Read through the data and report every line in which the word "xlabel" occurs.

Materials provided:
::::
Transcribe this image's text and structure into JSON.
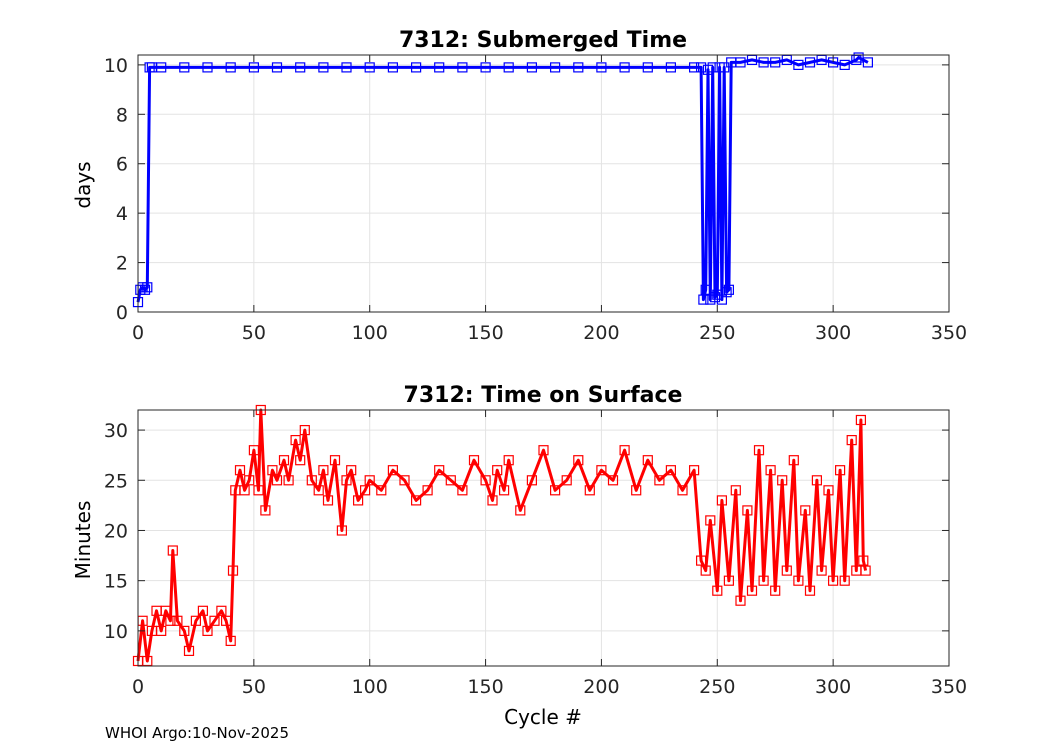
{
  "footer": "WHOI Argo:10-Nov-2025",
  "chart_data": [
    {
      "type": "line",
      "title": "7312: Submerged Time",
      "xlabel": "",
      "ylabel": "days",
      "xlim": [
        0,
        350
      ],
      "ylim": [
        0,
        10.4
      ],
      "xticks": [
        0,
        50,
        100,
        150,
        200,
        250,
        300,
        350
      ],
      "yticks": [
        0,
        2,
        4,
        6,
        8,
        10
      ],
      "grid": true,
      "marker": "square",
      "color": "#0000ff",
      "series": [
        {
          "name": "Submerged Time",
          "x": [
            0,
            1,
            2,
            3,
            4,
            5,
            6,
            10,
            20,
            30,
            40,
            50,
            60,
            70,
            80,
            90,
            100,
            110,
            120,
            130,
            140,
            150,
            160,
            170,
            180,
            190,
            200,
            210,
            220,
            230,
            240,
            243,
            244,
            245,
            246,
            247,
            248,
            249,
            250,
            251,
            252,
            253,
            254,
            255,
            256,
            260,
            265,
            270,
            275,
            280,
            285,
            290,
            295,
            300,
            305,
            310,
            311,
            315
          ],
          "y": [
            0.4,
            0.9,
            1.0,
            0.9,
            1.0,
            9.9,
            9.9,
            9.9,
            9.9,
            9.9,
            9.9,
            9.9,
            9.9,
            9.9,
            9.9,
            9.9,
            9.9,
            9.9,
            9.9,
            9.9,
            9.9,
            9.9,
            9.9,
            9.9,
            9.9,
            9.9,
            9.9,
            9.9,
            9.9,
            9.9,
            9.9,
            9.9,
            0.5,
            0.9,
            9.8,
            0.5,
            9.9,
            0.6,
            0.7,
            9.9,
            0.5,
            9.9,
            0.8,
            0.9,
            10.1,
            10.1,
            10.2,
            10.1,
            10.1,
            10.2,
            10.0,
            10.1,
            10.2,
            10.1,
            10.0,
            10.2,
            10.3,
            10.1
          ]
        }
      ]
    },
    {
      "type": "line",
      "title": "7312: Time on Surface",
      "xlabel": "Cycle #",
      "ylabel": "Minutes",
      "xlim": [
        0,
        350
      ],
      "ylim": [
        6.5,
        32
      ],
      "xticks": [
        0,
        50,
        100,
        150,
        200,
        250,
        300,
        350
      ],
      "yticks": [
        10,
        15,
        20,
        25,
        30
      ],
      "grid": true,
      "marker": "square",
      "color": "#ff0000",
      "series": [
        {
          "name": "Time on Surface",
          "x": [
            0,
            2,
            4,
            6,
            8,
            10,
            12,
            14,
            15,
            17,
            20,
            22,
            25,
            28,
            30,
            33,
            36,
            38,
            40,
            41,
            42,
            44,
            46,
            48,
            50,
            52,
            53,
            55,
            58,
            60,
            63,
            65,
            68,
            70,
            72,
            75,
            78,
            80,
            82,
            85,
            88,
            90,
            92,
            95,
            98,
            100,
            105,
            110,
            115,
            120,
            125,
            130,
            135,
            140,
            145,
            150,
            153,
            155,
            158,
            160,
            165,
            170,
            175,
            180,
            185,
            190,
            195,
            200,
            205,
            210,
            215,
            220,
            225,
            230,
            235,
            240,
            243,
            245,
            247,
            250,
            252,
            255,
            258,
            260,
            263,
            265,
            268,
            270,
            273,
            275,
            278,
            280,
            283,
            285,
            288,
            290,
            293,
            295,
            298,
            300,
            303,
            305,
            308,
            310,
            312,
            313,
            314
          ],
          "y": [
            7,
            11,
            7,
            10,
            12,
            10,
            12,
            11,
            18,
            11,
            10,
            8,
            11,
            12,
            10,
            11,
            12,
            11,
            9,
            16,
            24,
            26,
            24,
            25,
            28,
            24,
            32,
            22,
            26,
            25,
            27,
            25,
            29,
            27,
            30,
            25,
            24,
            26,
            23,
            27,
            20,
            25,
            26,
            23,
            24,
            25,
            24,
            26,
            25,
            23,
            24,
            26,
            25,
            24,
            27,
            25,
            23,
            26,
            24,
            27,
            22,
            25,
            28,
            24,
            25,
            27,
            24,
            26,
            25,
            28,
            24,
            27,
            25,
            26,
            24,
            26,
            17,
            16,
            21,
            14,
            23,
            15,
            24,
            13,
            22,
            14,
            28,
            15,
            26,
            14,
            25,
            16,
            27,
            15,
            22,
            14,
            25,
            16,
            24,
            15,
            26,
            15,
            29,
            16,
            31,
            17,
            16
          ]
        }
      ]
    }
  ]
}
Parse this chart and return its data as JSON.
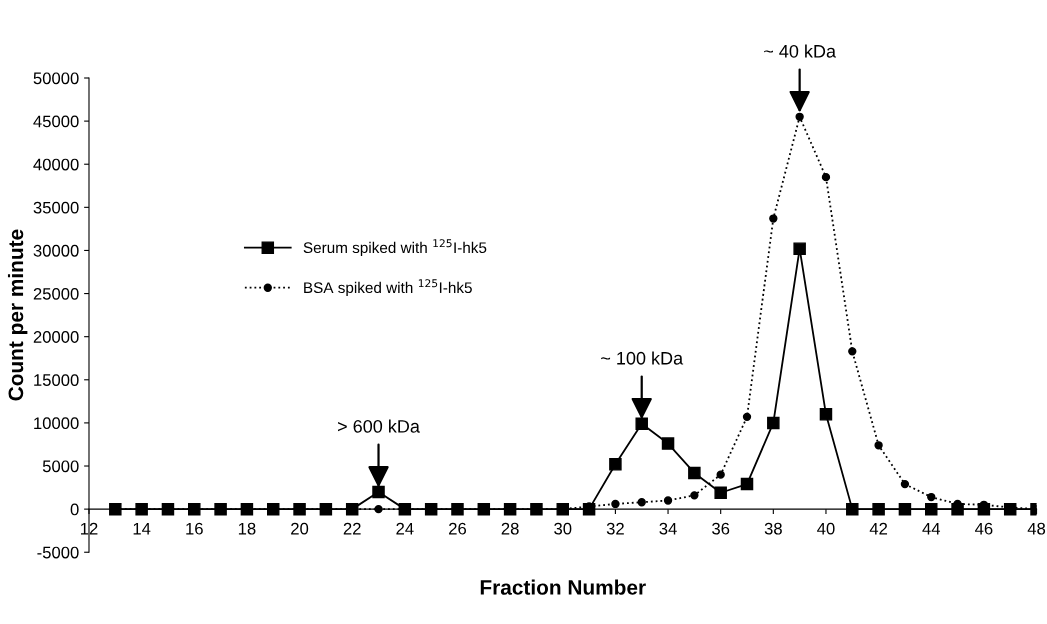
{
  "chart_data": {
    "type": "line",
    "xlabel": "Fraction Number",
    "ylabel": "Count per minute",
    "x": [
      13,
      14,
      15,
      16,
      17,
      18,
      19,
      20,
      21,
      22,
      23,
      24,
      25,
      26,
      27,
      28,
      29,
      30,
      31,
      32,
      33,
      34,
      35,
      36,
      37,
      38,
      39,
      40,
      41,
      42,
      43,
      44,
      45,
      46,
      47,
      48
    ],
    "series": [
      {
        "name": "Serum spiked with $^{125}$I-hk5",
        "color": "#000000",
        "marker": "square",
        "line_style": "solid",
        "values": [
          0,
          0,
          0,
          0,
          0,
          0,
          0,
          0,
          0,
          0,
          2000,
          0,
          0,
          0,
          0,
          0,
          0,
          0,
          0,
          5200,
          9900,
          7600,
          4200,
          1900,
          2900,
          10000,
          30200,
          11000,
          0,
          0,
          0,
          0,
          0,
          0,
          0,
          0
        ]
      },
      {
        "name": "BSA spiked with $^{125}$I-hk5",
        "color": "#000000",
        "marker": "circle",
        "line_style": "dotted",
        "values": [
          0,
          0,
          0,
          0,
          0,
          0,
          0,
          0,
          0,
          0,
          0,
          0,
          0,
          0,
          0,
          0,
          0,
          0,
          300,
          600,
          800,
          1000,
          1600,
          4000,
          10700,
          33700,
          45500,
          38500,
          18300,
          7400,
          2900,
          1400,
          600,
          500,
          200,
          0
        ]
      }
    ],
    "xlim": [
      12,
      48
    ],
    "xticks": [
      12,
      14,
      16,
      18,
      20,
      22,
      24,
      26,
      28,
      30,
      32,
      34,
      36,
      38,
      40,
      42,
      44,
      46,
      48
    ],
    "ylim": [
      -5000,
      50000
    ],
    "yticks": [
      -5000,
      0,
      5000,
      10000,
      15000,
      20000,
      25000,
      30000,
      35000,
      40000,
      45000,
      50000
    ],
    "grid": false,
    "legend": "center left",
    "annotations": [
      {
        "text": "> 600 kDa",
        "x": 23,
        "y": 2000
      },
      {
        "text": "~ 100 kDa",
        "x": 33,
        "y": 9900
      },
      {
        "text": "~ 40 kDa",
        "x": 39,
        "y": 45500
      }
    ]
  }
}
::::
Result:
      "xlabel": "",
      "xlabel": "Cycle #",
    "xlabel": "Fraction Number",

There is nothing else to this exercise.